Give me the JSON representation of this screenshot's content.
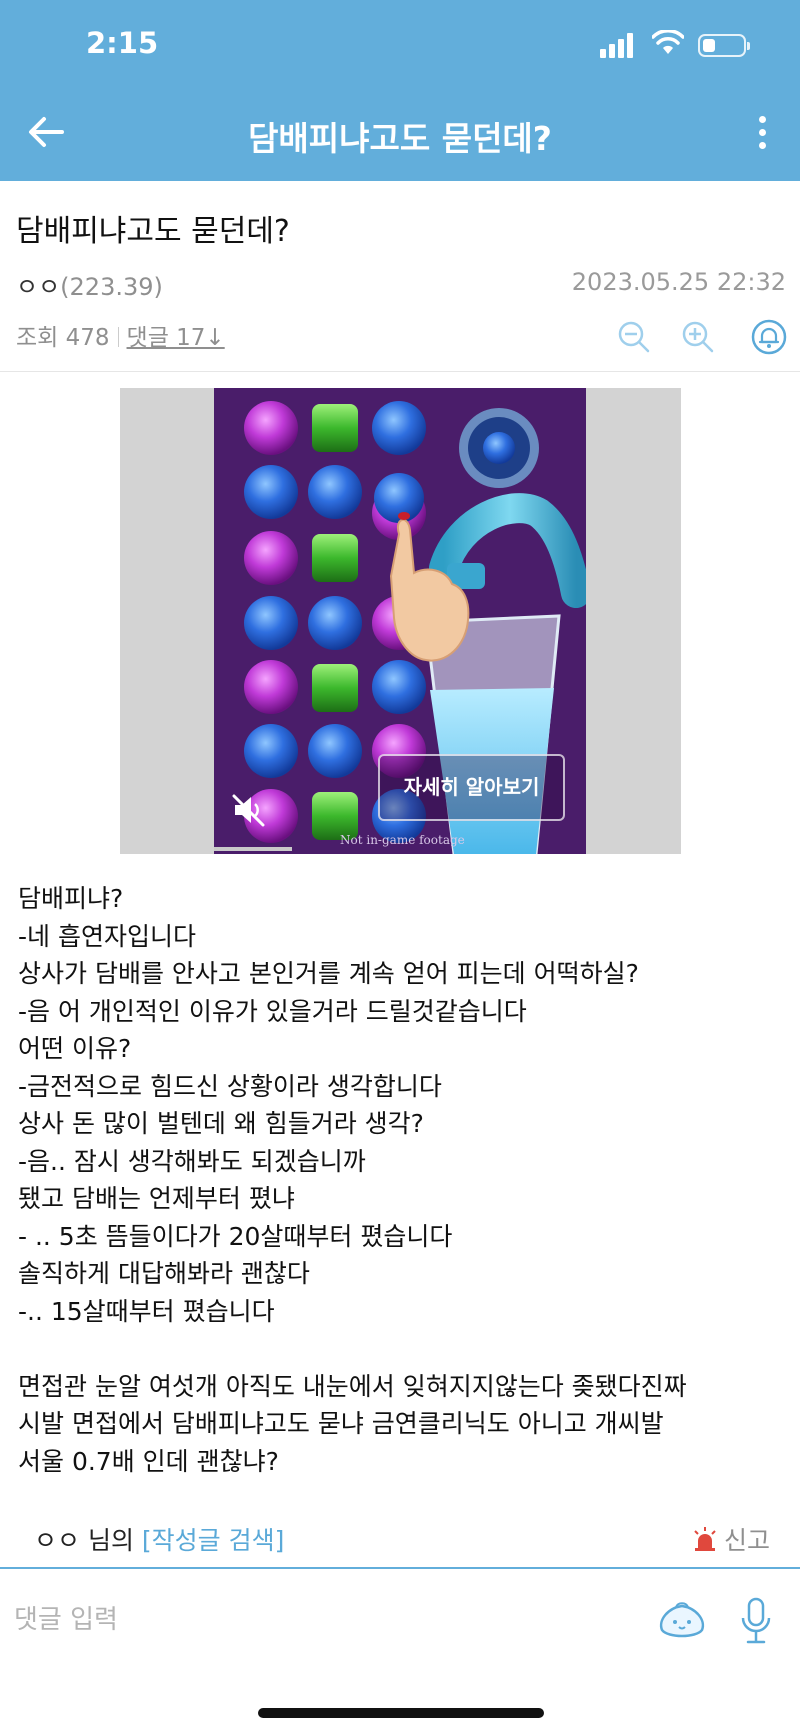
{
  "status_bar": {
    "time": "2:15"
  },
  "header": {
    "title": "담배피냐고도 묻던데?"
  },
  "post": {
    "title": "담배피냐고도 묻던데?",
    "author": "ㅇㅇ",
    "ip": "(223.39)",
    "date": "2023.05.25 22:32",
    "views_label": "조회 478",
    "comments_label": "댓글 17↓"
  },
  "ad": {
    "cta_label": "자세히 알아보기",
    "footnote": "Not in-game footage"
  },
  "body_lines": [
    "담배피냐?",
    "-네 흡연자입니다",
    "상사가 담배를 안사고 본인거를 계속 얻어 피는데 어떡하실?",
    "-음 어 개인적인 이유가 있을거라 드릴것같습니다",
    "어떤 이유?",
    "-금전적으로 힘드신 상황이라 생각합니다",
    "상사 돈 많이 벌텐데 왜 힘들거라 생각?",
    "-음.. 잠시 생각해봐도 되겠습니까",
    "됐고 담배는 언제부터 폈냐",
    "- .. 5초 뜸들이다가 20살때부터 폈습니다",
    "솔직하게 대답해봐라 괜찮다",
    "-.. 15살때부터 폈습니다",
    "",
    "면접관 눈알 여섯개 아직도 내눈에서 잊혀지지않는다 좆됐다진짜",
    "시발 면접에서 담배피냐고도 묻냐 금연클리닉도 아니고 개씨발",
    "서울 0.7배 인데 괜찮냐?"
  ],
  "footer": {
    "author_prefix": "ㅇㅇ 님의 ",
    "search_link": "[작성글 검색]",
    "report_label": "신고"
  },
  "comment_box": {
    "placeholder": "댓글 입력"
  },
  "colors": {
    "header_bg": "#62aedb",
    "link": "#5aa9d8",
    "ad_bg": "#4a1d6a"
  }
}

################

What is expected: Copy all of the entries verbatim, leaving out any pictures they contain.

Correct output:
Give me the JSON representation of this screenshot's content.
{
  "status_bar": {
    "time": "2:15"
  },
  "header": {
    "title": "담배피냐고도 묻던데?"
  },
  "post": {
    "title": "담배피냐고도 묻던데?",
    "author": "ㅇㅇ",
    "ip": "(223.39)",
    "date": "2023.05.25 22:32",
    "views_label": "조회 478",
    "comments_label": "댓글 17↓"
  },
  "ad": {
    "cta_label": "자세히 알아보기",
    "footnote": "Not in-game footage"
  },
  "body_lines": [
    "담배피냐?",
    "-네 흡연자입니다",
    "상사가 담배를 안사고 본인거를 계속 얻어 피는데 어떡하실?",
    "-음 어 개인적인 이유가 있을거라 드릴것같습니다",
    "어떤 이유?",
    "-금전적으로 힘드신 상황이라 생각합니다",
    "상사 돈 많이 벌텐데 왜 힘들거라 생각?",
    "-음.. 잠시 생각해봐도 되겠습니까",
    "됐고 담배는 언제부터 폈냐",
    "- .. 5초 뜸들이다가 20살때부터 폈습니다",
    "솔직하게 대답해봐라 괜찮다",
    "-.. 15살때부터 폈습니다",
    "",
    "면접관 눈알 여섯개 아직도 내눈에서 잊혀지지않는다 좆됐다진짜",
    "시발 면접에서 담배피냐고도 묻냐 금연클리닉도 아니고 개씨발",
    "서울 0.7배 인데 괜찮냐?"
  ],
  "footer": {
    "author_prefix": "ㅇㅇ 님의 ",
    "search_link": "[작성글 검색]",
    "report_label": "신고"
  },
  "comment_box": {
    "placeholder": "댓글 입력"
  },
  "colors": {
    "header_bg": "#62aedb",
    "link": "#5aa9d8",
    "ad_bg": "#4a1d6a"
  }
}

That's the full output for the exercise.